[Stored items]

** START **

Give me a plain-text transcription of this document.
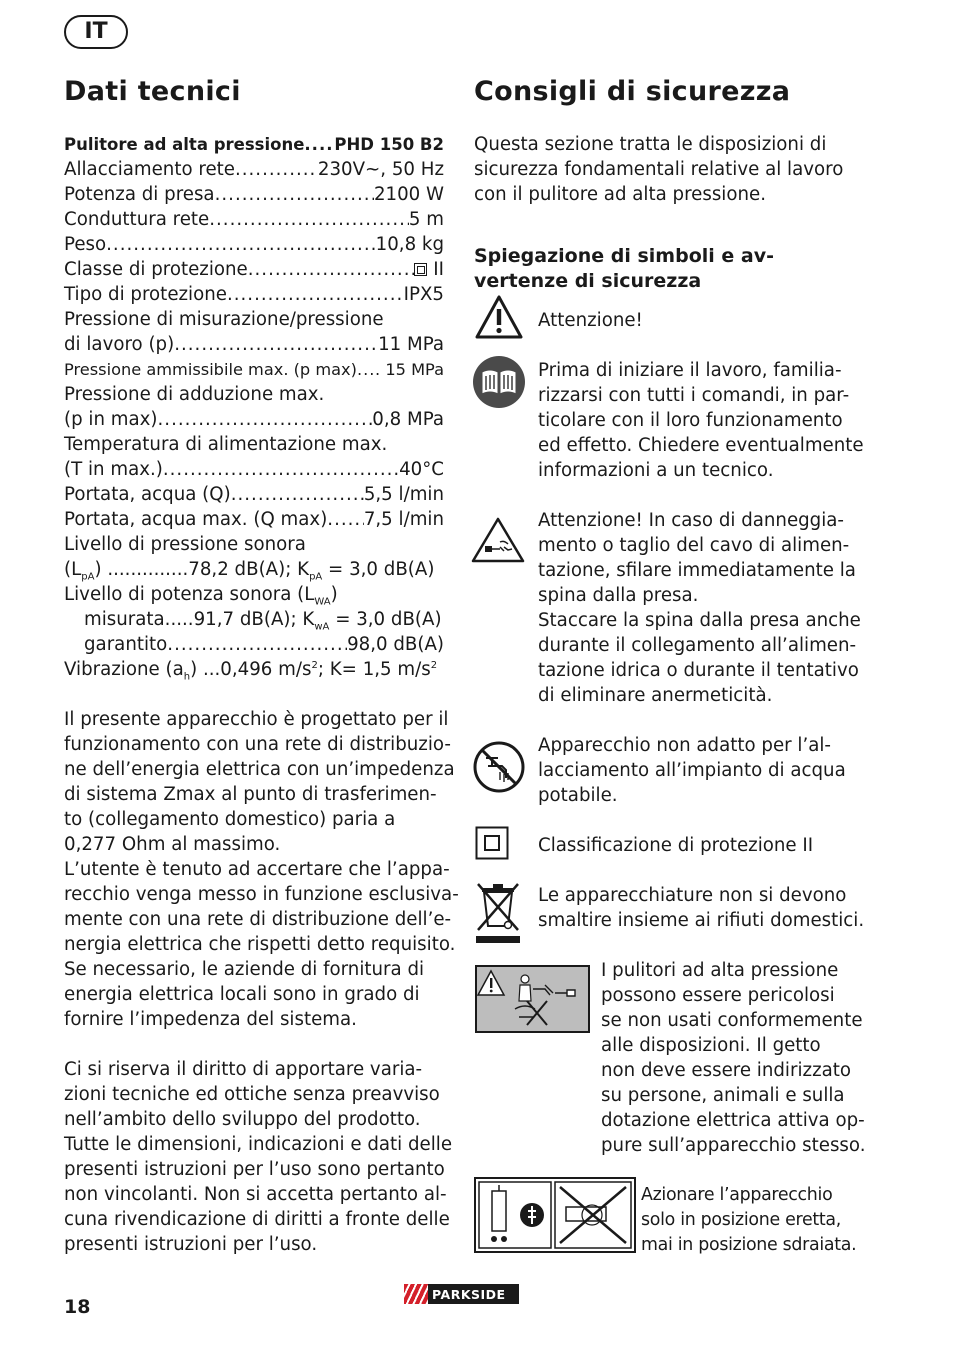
IT
Dati tecnici	Consigli di sicurezza
Pulitore ad alta pressione ..... PHD 150 B2
Allacciamento rete .....	230V~, 50 Hz
Potenza di presa .....	2100 W
Conduttura rete .....	5 m
Peso .....	10,8 kg
Classe di protezione .....	II
Tipo di protezione .....	IPX5
Pressione di misurazione/pressione
di lavoro (p) .....	11 MPa
Pressione ammissibile max. (p max) ..... . 15 MPa
Pressione di adduzione max.
(p in max) .....	0,8 MPa
Temperatura di alimentazione max.
(T in max.) .....	40°C
Portata, acqua (Q) .....	5,5 l/min
Portata, acqua max. (Q max) ..... 7,5 l/min
Livello di pressione sonora
$(L_{pA})$ ..............78,2 dB(A); $K_{pA} = 3,0$ dB(A)
Livello di potenza sonora $(L_{WA})$
misurata.....91,7 dB(A); $K_{wA} = 3,0$ dB(A)
garantito .....	98,0 dB(A)
Vibrazione $(a_h)$ ...0,496 $m/s^2$; K= 1,5 $m/s^2$
Il presente apparecchio è progettato per il
funzionamento con una rete di distribuzio-
ne dell’energia elettrica con un’impedenza
di sistema Zmax al punto di trasferimen-
to (collegamento domestico) paria a
0,277 Ohm al massimo.
L’utente è tenuto ad accertare che l’appa-
recchio venga messo in funzione esclusiva-
mente con una rete di distribuzione dell’e-
nergia elettrica che rispetti detto requisito.
Se necessario, le aziende di fornitura di
energia elettrica locali sono in grado di
fornire l’impedenza del sistema.
Ci si riserva il diritto di apportare varia-
zioni tecniche ed ottiche senza preavviso
nell’ambito dello sviluppo del prodotto.
Tutte le dimensioni, indicazioni e dati delle
presenti istruzioni per l’uso sono pertanto
non vincolanti. Non si accetta pertanto al-
cuna rivendicazione di diritti a fronte delle
presenti istruzioni per l’uso.
Questa sezione tratta le disposizioni di
sicurezza fondamentali relative al lavoro
con il pulitore ad alta pressione.
Spiegazione di simboli e av-
vertenze di sicurezza
Attenzione!
Prima di iniziare il lavoro, familia-
rizzarsi con tutti i comandi, in par-
ticolare con il loro funzionamento
ed effetto. Chiedere eventualmente
informazioni a un tecnico.
Attenzione! In caso di danneggia-
mento o taglio del cavo di alimen-
tazione, sfilare immediatamente la
spina dalla presa.
Staccare la spina dalla presa anche
durante il collegamento all’alimen-
tazione idrica o durante il tentativo
di eliminare anermeticità.
Apparecchio non adatto per l’al-
lacciamento all’impianto di acqua
potabile.
Classificazione di protezione II
Le apparecchiature non si devono
smaltire insieme ai rifiuti domestici.
I pulitori ad alta pressione
possono essere pericolosi
se non usati conformemente
alle disposizioni. Il getto
non deve essere indirizzato
su persone, animali e sulla
dotazione elettrica attiva op-
pure sull’apparecchio stesso.
Azionare l’apparecchio
solo in posizione eretta,
mai in posizione sdraiata.
18
PARKSIDE
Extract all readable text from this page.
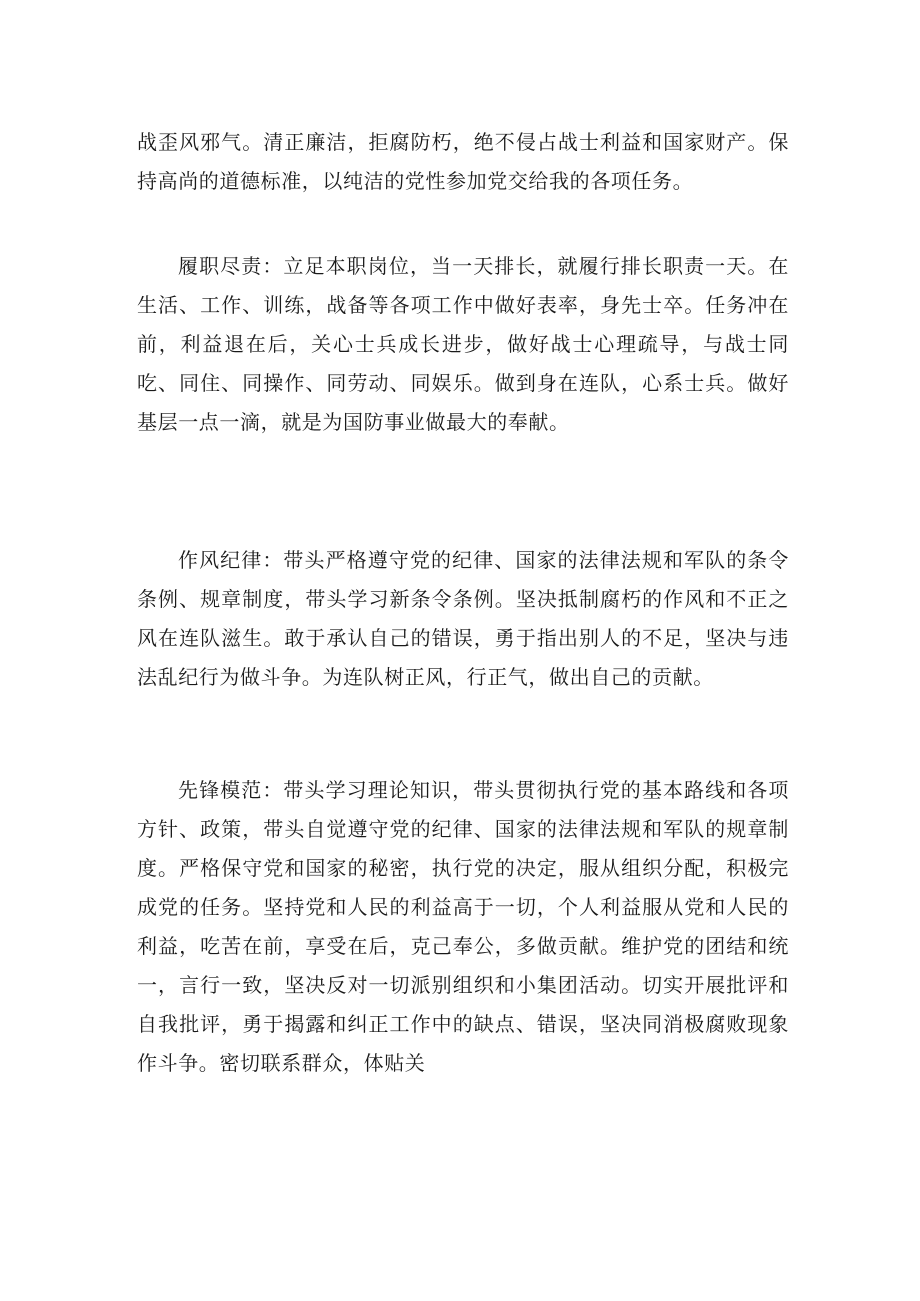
战歪风邪气。清正廉洁，拒腐防朽，绝不侵占战士利益和国家财产。保持高尚的道德标准，以纯洁的党性参加党交给我的各项任务。

履职尽责：立足本职岗位，当一天排长，就履行排长职责一天。在生活、工作、训练，战备等各项工作中做好表率，身先士卒。任务冲在前，利益退在后，关心士兵成长进步，做好战士心理疏导，与战士同吃、同住、同操作、同劳动、同娱乐。做到身在连队，心系士兵。做好基层一点一滴，就是为国防事业做最大的奉献。

作风纪律：带头严格遵守党的纪律、国家的法律法规和军队的条令条例、规章制度，带头学习新条令条例。坚决抵制腐朽的作风和不正之风在连队滋生。敢于承认自己的错误，勇于指出别人的不足，坚决与违法乱纪行为做斗争。为连队树正风，行正气，做出自己的贡献。

先锋模范：带头学习理论知识，带头贯彻执行党的基本路线和各项方针、政策，带头自觉遵守党的纪律、国家的法律法规和军队的规章制度。严格保守党和国家的秘密，执行党的决定，服从组织分配，积极完成党的任务。坚持党和人民的利益高于一切，个人利益服从党和人民的利益，吃苦在前，享受在后，克己奉公，多做贡献。维护党的团结和统一，言行一致，坚决反对一切派别组织和小集团活动。切实开展批评和自我批评，勇于揭露和纠正工作中的缺点、错误，坚决同消极腐败现象作斗争。密切联系群众，体贴关
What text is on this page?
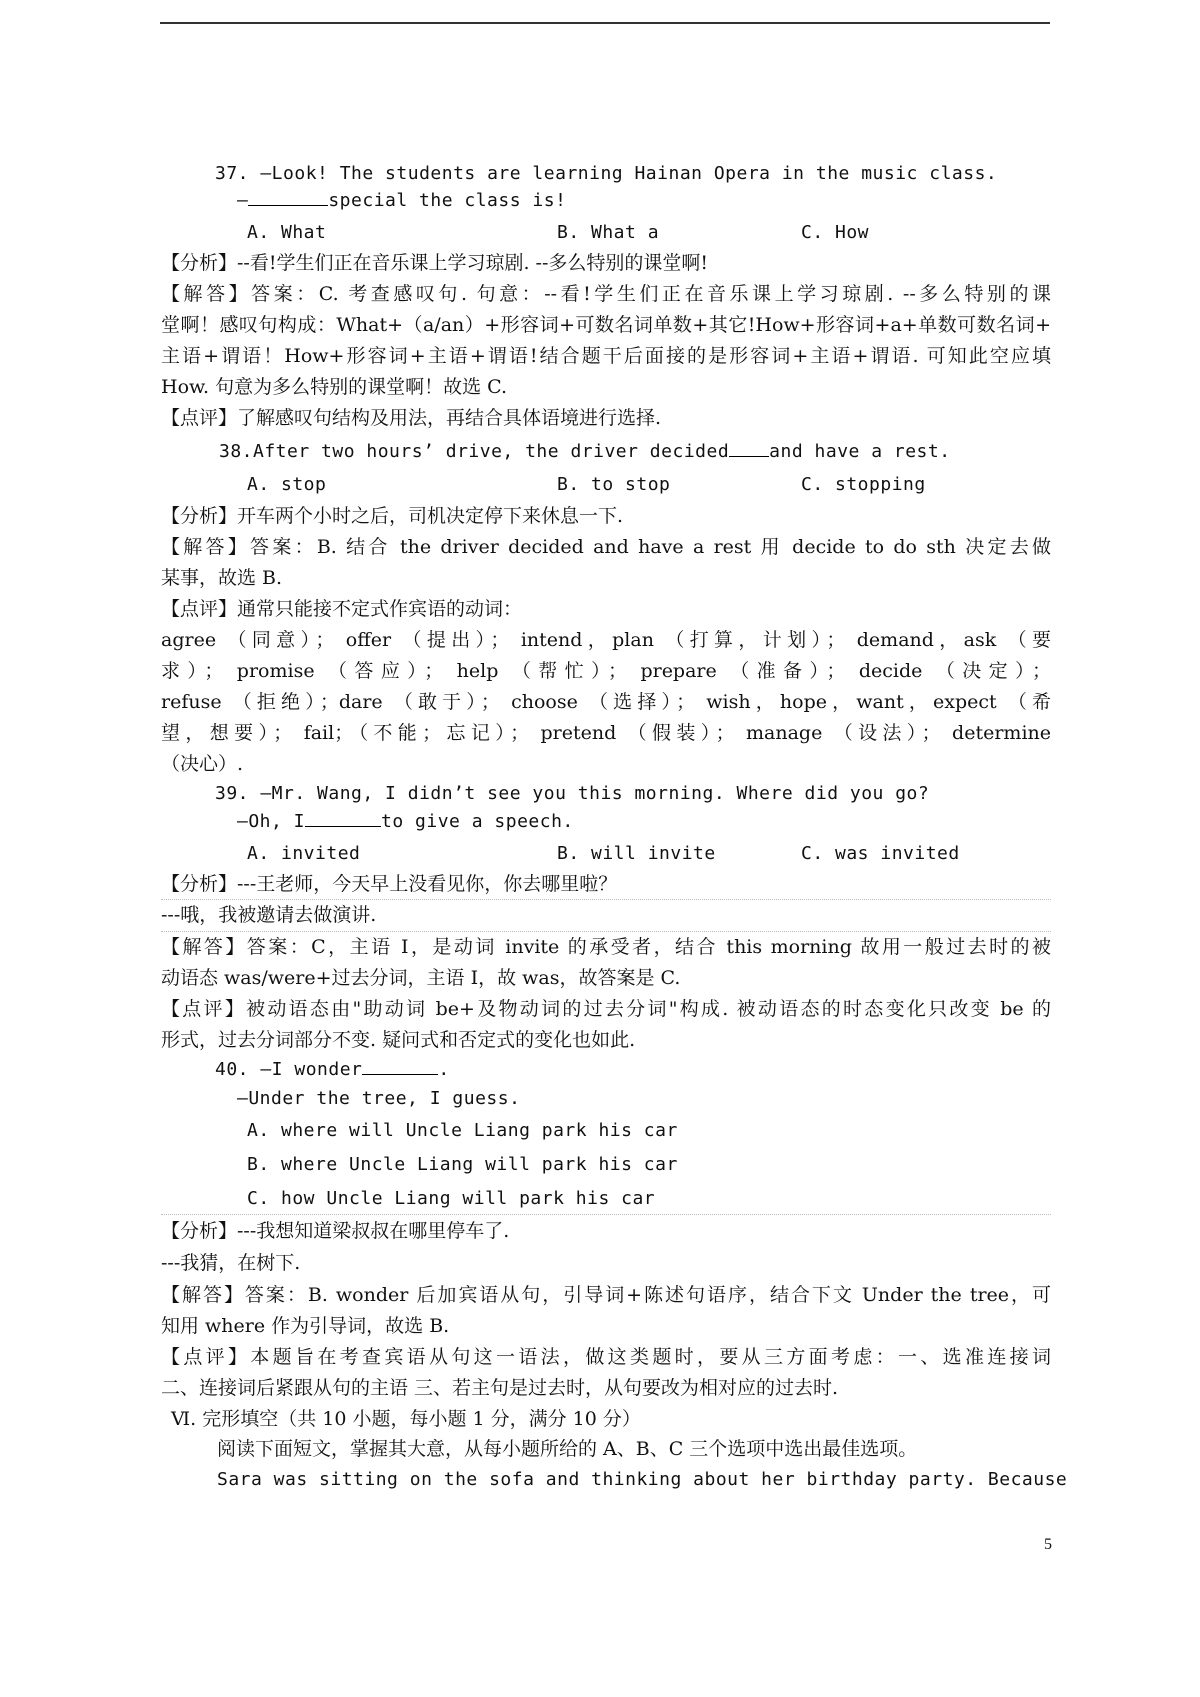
37. —Look! The students are learning Hainan Opera in the music class.
—	special the class is!
A. What	B. What a	C. How
【分析】--看!学生们正在音乐课上学习琼剧. --多么特别的课堂啊!
【解答】答案：C. 考查感叹句. 句意：--看!学生们正在音乐课上学习琼剧. --多么特别的课
堂啊！感叹句构成：What+（a/an）+形容词+可数名词单数+其它!How+形容词+a+单数可数名词+
主语+谓语！How+形容词+主语+谓语!结合题干后面接的是形容词+主语+谓语. 可知此空应填
How. 句意为多么特别的课堂啊！故选 C.
【点评】了解感叹句结构及用法，再结合具体语境进行选择.
38.After two hours’ drive, the driver decided and have a rest.
A. stop	B. to stop	C. stopping
【分析】开车两个小时之后，司机决定停下来休息一下.
【解答】答案：B. 结合 the driver decided and have a rest 用 decide to do sth 决定去做
某事，故选 B.
【点评】通常只能接不定式作宾语的动词：
agree （同意）； offer （提出）； intend，plan （打算，计划）； demand，ask （要
求）； promise （答应）； help （帮忙）； prepare （准备）； decide （决定）；
refuse （拒绝）；dare （敢于）； choose （选择）； wish，hope，want，expect （希
望，想要）； fail；（不能；忘记）； pretend （假装）； manage （设法）； determine
（决心）.
39. —Mr. Wang, I didn’t see you this morning. Where did you go?
—Oh, I	to give a speech.
A. invited	B. will invite	C. was invited
【分析】---王老师，今天早上没看见你，你去哪里啦？
---哦，我被邀请去做演讲.
【解答】答案：C，主语 I，是动词 invite 的承受者，结合 this morning 故用一般过去时的被
动语态 was/were+过去分词，主语 I，故 was，故答案是 C.
【点评】被动语态由"助动词 be+及物动词的过去分词"构成. 被动语态的时态变化只改变 be 的
形式，过去分词部分不变. 疑问式和否定式的变化也如此.
40. —I wonder	.
—Under the tree, I guess.
A. where will Uncle Liang park his car
B. where Uncle Liang will park his car
C. how Uncle Liang will park his car
【分析】---我想知道梁叔叔在哪里停车了.
---我猜，在树下.
【解答】答案：B. wonder 后加宾语从句，引导词+陈述句语序，结合下文 Under the tree，可
知用 where 作为引导词，故选 B.
【点评】本题旨在考查宾语从句这一语法，做这类题时，要从三方面考虑：一、选准连接词
二、连接词后紧跟从句的主语 三、若主句是过去时，从句要改为相对应的过去时.
Ⅵ. 完形填空（共 10 小题，每小题 1 分，满分 10 分）
阅读下面短文，掌握其大意，从每小题所给的 A、B、C 三个选项中选出最佳选项。
Sara was sitting on the sofa and thinking about her birthday party. Because
5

** END **

- _TASK TO COMPLETE_
Pull every line containing "sicurezza" out of the data above.

- _SOLUTION TO THIS PROBLEM_
Dati tecnici	Consigli di sicurezza
sicurezza fondamentali relative al lavoro
vertenze di sicurezza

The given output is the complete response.